YOUR TASK
Every entry must be given again exactly.

A run of records
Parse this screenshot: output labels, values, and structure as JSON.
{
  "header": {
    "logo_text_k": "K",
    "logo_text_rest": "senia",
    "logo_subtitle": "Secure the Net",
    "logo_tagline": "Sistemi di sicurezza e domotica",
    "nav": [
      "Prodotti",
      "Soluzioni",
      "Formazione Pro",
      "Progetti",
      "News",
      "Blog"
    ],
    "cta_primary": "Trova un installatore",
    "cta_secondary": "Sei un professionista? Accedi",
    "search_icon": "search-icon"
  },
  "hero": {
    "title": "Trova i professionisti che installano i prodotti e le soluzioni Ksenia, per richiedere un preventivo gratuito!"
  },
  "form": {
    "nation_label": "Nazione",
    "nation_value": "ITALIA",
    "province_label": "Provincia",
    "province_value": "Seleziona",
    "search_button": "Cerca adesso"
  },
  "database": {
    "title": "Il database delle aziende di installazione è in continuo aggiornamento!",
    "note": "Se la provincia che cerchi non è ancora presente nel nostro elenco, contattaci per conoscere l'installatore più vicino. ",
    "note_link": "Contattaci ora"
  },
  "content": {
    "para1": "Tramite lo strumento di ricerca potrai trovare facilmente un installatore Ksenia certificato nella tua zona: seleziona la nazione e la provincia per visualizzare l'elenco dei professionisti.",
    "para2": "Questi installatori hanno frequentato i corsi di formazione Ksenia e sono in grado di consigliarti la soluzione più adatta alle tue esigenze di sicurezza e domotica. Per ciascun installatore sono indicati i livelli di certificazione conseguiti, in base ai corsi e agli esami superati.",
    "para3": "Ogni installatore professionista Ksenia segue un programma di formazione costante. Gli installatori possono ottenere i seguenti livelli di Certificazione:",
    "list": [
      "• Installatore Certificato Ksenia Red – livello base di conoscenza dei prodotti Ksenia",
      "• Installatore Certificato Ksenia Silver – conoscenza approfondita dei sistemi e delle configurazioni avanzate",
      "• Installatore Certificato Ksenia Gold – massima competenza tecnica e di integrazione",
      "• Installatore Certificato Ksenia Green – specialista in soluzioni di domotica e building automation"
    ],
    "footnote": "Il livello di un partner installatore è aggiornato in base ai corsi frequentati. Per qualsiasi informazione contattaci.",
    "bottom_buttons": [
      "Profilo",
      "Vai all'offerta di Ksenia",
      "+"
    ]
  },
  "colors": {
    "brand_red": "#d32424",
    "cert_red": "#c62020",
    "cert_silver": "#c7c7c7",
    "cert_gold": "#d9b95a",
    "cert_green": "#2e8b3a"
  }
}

FINISHED ANSWER
Parse this screenshot: output labels, values, and structure as JSON.
{
  "header": {
    "logo_text_k": "K",
    "logo_text_rest": "senia",
    "logo_subtitle": "Secure the Net",
    "logo_tagline": "Sistemi di sicurezza e domotica",
    "nav": [
      "Prodotti",
      "Soluzioni",
      "Formazione Pro",
      "Progetti",
      "News",
      "Blog"
    ],
    "cta_primary": "Trova un installatore",
    "cta_secondary": "Sei un professionista? Accedi",
    "search_icon": "search-icon"
  },
  "hero": {
    "title": "Trova i professionisti che installano i prodotti e le soluzioni Ksenia, per richiedere un preventivo gratuito!"
  },
  "form": {
    "nation_label": "Nazione",
    "nation_value": "ITALIA",
    "province_label": "Provincia",
    "province_value": "Seleziona",
    "search_button": "Cerca adesso"
  },
  "database": {
    "title": "Il database delle aziende di installazione è in continuo aggiornamento!",
    "note": "Se la provincia che cerchi non è ancora presente nel nostro elenco, contattaci per conoscere l'installatore più vicino. ",
    "note_link": "Contattaci ora"
  },
  "content": {
    "para1": "Tramite lo strumento di ricerca potrai trovare facilmente un installatore Ksenia certificato nella tua zona: seleziona la nazione e la provincia per visualizzare l'elenco dei professionisti.",
    "para2": "Questi installatori hanno frequentato i corsi di formazione Ksenia e sono in grado di consigliarti la soluzione più adatta alle tue esigenze di sicurezza e domotica. Per ciascun installatore sono indicati i livelli di certificazione conseguiti, in base ai corsi e agli esami superati.",
    "para3": "Ogni installatore professionista Ksenia segue un programma di formazione costante. Gli installatori possono ottenere i seguenti livelli di Certificazione:",
    "list": [
      "• Installatore Certificato Ksenia Red – livello base di conoscenza dei prodotti Ksenia",
      "• Installatore Certificato Ksenia Silver – conoscenza approfondita dei sistemi e delle configurazioni avanzate",
      "• Installatore Certificato Ksenia Gold – massima competenza tecnica e di integrazione",
      "• Installatore Certificato Ksenia Green – specialista in soluzioni di domotica e building automation"
    ],
    "footnote": "Il livello di un partner installatore è aggiornato in base ai corsi frequentati. Per qualsiasi informazione contattaci.",
    "bottom_buttons": [
      "Profilo",
      "Vai all'offerta di Ksenia",
      "+"
    ]
  },
  "colors": {
    "brand_red": "#d32424",
    "cert_red": "#c62020",
    "cert_silver": "#c7c7c7",
    "cert_gold": "#d9b95a",
    "cert_green": "#2e8b3a"
  }
}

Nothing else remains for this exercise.